Exercise goal: Reproduce the entries in full, with no changes.

Extracted records:
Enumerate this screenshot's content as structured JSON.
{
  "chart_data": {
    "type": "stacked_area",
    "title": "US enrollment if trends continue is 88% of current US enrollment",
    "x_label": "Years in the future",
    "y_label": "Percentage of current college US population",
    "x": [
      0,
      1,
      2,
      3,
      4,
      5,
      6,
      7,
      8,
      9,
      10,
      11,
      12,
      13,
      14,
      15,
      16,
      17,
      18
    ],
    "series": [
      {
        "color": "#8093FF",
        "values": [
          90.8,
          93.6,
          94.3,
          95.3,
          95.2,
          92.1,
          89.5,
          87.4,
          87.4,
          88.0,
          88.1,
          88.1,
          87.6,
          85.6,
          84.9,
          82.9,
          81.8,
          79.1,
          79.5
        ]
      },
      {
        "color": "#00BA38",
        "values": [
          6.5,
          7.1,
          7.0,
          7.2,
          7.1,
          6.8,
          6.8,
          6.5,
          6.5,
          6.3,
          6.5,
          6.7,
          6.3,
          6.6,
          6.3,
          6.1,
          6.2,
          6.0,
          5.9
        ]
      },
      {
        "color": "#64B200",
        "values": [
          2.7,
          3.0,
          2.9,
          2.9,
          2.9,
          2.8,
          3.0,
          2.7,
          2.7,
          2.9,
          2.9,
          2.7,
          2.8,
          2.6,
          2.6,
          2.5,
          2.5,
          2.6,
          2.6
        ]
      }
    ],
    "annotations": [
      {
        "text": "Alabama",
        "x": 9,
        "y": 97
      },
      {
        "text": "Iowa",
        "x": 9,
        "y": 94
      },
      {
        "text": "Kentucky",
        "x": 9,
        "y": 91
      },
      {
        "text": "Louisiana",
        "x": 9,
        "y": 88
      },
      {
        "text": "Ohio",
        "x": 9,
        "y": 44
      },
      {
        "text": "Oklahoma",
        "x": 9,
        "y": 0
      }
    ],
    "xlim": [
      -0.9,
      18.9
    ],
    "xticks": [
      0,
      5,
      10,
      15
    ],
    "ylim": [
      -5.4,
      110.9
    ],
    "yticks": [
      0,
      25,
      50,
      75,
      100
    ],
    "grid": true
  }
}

Response for this exercise:
Enumerate this screenshot's content as structured JSON.
{
  "chart_data": {
    "type": "stacked_area",
    "title": "US enrollment if trends continue is 88% of current US enrollment",
    "x_label": "Years in the future",
    "y_label": "Percentage of current college US population",
    "x": [
      0,
      1,
      2,
      3,
      4,
      5,
      6,
      7,
      8,
      9,
      10,
      11,
      12,
      13,
      14,
      15,
      16,
      17,
      18
    ],
    "series": [
      {
        "color": "#8093FF",
        "values": [
          90.8,
          93.6,
          94.3,
          95.3,
          95.2,
          92.1,
          89.5,
          87.4,
          87.4,
          88.0,
          88.1,
          88.1,
          87.6,
          85.6,
          84.9,
          82.9,
          81.8,
          79.1,
          79.5
        ]
      },
      {
        "color": "#00BA38",
        "values": [
          6.5,
          7.1,
          7.0,
          7.2,
          7.1,
          6.8,
          6.8,
          6.5,
          6.5,
          6.3,
          6.5,
          6.7,
          6.3,
          6.6,
          6.3,
          6.1,
          6.2,
          6.0,
          5.9
        ]
      },
      {
        "color": "#64B200",
        "values": [
          2.7,
          3.0,
          2.9,
          2.9,
          2.9,
          2.8,
          3.0,
          2.7,
          2.7,
          2.9,
          2.9,
          2.7,
          2.8,
          2.6,
          2.6,
          2.5,
          2.5,
          2.6,
          2.6
        ]
      }
    ],
    "annotations": [
      {
        "text": "Alabama",
        "x": 9,
        "y": 97
      },
      {
        "text": "Iowa",
        "x": 9,
        "y": 94
      },
      {
        "text": "Kentucky",
        "x": 9,
        "y": 91
      },
      {
        "text": "Louisiana",
        "x": 9,
        "y": 88
      },
      {
        "text": "Ohio",
        "x": 9,
        "y": 44
      },
      {
        "text": "Oklahoma",
        "x": 9,
        "y": 0
      }
    ],
    "xlim": [
      -0.9,
      18.9
    ],
    "xticks": [
      0,
      5,
      10,
      15
    ],
    "ylim": [
      -5.4,
      110.9
    ],
    "yticks": [
      0,
      25,
      50,
      75,
      100
    ],
    "grid": true
  }
}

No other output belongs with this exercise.